* **TO BE DONE**: Reproduce word for word the lines of the items below, starting at the first one and stopping after the line that contains "1013, 1450, 1033]".

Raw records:
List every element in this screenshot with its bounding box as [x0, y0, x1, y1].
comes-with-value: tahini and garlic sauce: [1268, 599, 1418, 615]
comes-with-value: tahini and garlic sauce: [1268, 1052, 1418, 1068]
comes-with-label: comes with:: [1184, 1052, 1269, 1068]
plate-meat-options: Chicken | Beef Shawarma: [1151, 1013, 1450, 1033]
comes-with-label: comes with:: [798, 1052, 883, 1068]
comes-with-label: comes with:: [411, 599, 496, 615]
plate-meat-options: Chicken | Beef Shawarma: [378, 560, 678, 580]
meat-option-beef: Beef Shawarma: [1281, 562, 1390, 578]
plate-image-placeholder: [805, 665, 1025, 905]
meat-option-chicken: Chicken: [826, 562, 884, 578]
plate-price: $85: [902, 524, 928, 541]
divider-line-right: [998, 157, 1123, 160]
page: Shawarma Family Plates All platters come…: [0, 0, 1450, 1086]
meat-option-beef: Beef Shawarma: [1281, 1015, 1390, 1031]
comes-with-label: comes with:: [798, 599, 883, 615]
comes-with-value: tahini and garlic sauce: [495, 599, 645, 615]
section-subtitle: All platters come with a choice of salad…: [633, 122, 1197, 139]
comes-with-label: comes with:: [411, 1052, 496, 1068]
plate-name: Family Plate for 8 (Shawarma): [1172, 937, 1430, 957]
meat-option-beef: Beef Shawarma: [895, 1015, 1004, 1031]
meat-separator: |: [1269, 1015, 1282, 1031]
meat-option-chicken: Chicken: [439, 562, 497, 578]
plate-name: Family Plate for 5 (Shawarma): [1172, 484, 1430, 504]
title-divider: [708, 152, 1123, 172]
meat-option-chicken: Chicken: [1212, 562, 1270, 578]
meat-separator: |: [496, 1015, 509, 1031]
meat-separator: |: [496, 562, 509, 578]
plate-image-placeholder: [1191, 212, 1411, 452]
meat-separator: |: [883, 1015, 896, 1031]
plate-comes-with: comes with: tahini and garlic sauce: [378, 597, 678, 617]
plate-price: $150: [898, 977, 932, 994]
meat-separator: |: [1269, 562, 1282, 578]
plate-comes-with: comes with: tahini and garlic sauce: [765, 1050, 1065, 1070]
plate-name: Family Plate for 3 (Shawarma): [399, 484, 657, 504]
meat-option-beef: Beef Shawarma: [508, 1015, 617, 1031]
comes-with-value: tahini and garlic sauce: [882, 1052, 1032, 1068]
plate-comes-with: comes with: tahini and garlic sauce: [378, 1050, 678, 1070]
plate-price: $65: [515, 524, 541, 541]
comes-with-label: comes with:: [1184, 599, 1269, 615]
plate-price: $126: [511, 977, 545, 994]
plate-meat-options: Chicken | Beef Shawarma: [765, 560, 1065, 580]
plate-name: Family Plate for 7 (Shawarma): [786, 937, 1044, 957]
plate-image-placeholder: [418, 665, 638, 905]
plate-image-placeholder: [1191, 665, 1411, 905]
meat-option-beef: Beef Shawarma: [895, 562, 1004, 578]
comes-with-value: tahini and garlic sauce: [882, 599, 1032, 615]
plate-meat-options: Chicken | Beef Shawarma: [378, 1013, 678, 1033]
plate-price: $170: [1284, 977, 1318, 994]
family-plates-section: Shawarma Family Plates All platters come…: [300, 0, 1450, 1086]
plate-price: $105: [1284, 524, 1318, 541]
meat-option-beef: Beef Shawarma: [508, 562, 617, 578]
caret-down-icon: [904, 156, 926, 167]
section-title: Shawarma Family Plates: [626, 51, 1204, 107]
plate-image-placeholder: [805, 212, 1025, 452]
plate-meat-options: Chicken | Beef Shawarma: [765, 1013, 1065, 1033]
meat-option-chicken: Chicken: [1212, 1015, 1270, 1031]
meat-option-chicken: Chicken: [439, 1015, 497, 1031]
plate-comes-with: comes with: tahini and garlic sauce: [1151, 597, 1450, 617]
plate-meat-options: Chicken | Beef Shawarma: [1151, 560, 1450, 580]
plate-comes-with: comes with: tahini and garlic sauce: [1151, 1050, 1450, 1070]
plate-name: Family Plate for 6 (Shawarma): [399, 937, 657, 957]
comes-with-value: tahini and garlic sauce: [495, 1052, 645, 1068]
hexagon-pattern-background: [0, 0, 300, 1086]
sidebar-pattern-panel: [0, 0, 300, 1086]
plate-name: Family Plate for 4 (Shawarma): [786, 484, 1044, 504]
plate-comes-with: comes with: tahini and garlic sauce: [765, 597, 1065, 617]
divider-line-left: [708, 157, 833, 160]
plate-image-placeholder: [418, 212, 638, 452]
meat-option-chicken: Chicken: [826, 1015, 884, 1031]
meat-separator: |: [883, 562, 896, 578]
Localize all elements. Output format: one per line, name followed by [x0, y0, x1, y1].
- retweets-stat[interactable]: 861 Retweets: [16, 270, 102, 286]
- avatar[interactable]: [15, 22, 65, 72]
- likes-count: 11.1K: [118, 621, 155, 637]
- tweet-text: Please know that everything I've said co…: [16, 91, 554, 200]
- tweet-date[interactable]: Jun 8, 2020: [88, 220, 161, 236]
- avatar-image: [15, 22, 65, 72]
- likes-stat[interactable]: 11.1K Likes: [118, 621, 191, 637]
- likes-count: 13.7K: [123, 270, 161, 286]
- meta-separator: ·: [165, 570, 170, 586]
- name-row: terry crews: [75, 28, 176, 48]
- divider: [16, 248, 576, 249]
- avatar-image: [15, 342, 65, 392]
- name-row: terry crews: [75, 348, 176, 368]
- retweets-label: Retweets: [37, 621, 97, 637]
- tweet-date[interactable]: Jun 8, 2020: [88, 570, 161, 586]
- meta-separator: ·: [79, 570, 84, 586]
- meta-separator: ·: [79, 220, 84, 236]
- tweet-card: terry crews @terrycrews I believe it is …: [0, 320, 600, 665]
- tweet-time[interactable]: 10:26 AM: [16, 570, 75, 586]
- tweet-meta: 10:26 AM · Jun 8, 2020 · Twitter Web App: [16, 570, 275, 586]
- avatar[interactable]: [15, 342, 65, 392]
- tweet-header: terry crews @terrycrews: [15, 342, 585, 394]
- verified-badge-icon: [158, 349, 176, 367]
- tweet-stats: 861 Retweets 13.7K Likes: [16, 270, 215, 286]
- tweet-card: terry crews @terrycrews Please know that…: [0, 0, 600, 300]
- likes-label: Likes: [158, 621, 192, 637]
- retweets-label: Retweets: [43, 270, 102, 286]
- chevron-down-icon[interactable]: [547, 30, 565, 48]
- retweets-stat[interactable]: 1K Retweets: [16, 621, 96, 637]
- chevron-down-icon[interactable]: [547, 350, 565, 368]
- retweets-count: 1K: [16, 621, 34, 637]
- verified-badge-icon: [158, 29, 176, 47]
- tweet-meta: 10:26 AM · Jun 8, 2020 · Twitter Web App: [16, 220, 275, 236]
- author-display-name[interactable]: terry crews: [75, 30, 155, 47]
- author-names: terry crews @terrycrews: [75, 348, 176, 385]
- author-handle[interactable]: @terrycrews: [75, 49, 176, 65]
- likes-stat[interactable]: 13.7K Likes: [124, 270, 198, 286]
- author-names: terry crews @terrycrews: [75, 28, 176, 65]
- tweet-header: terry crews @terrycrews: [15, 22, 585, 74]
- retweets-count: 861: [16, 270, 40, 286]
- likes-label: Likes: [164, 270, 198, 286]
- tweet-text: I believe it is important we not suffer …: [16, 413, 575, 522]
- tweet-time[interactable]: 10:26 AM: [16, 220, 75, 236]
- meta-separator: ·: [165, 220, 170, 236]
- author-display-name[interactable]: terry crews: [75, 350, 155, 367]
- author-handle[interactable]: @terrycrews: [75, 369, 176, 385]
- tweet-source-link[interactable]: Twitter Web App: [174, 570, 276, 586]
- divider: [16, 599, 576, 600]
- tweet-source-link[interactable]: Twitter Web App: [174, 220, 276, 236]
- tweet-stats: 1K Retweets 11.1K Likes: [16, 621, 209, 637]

* **FINAL ANSWER**:
List every element in this screenshot with its bounding box as [x0, y0, x1, y1].
comes-with-value: tahini and garlic sauce: [1268, 599, 1418, 615]
comes-with-value: tahini and garlic sauce: [1268, 1052, 1418, 1068]
comes-with-label: comes with:: [1184, 1052, 1269, 1068]
plate-meat-options: Chicken | Beef Shawarma: [1151, 1013, 1450, 1033]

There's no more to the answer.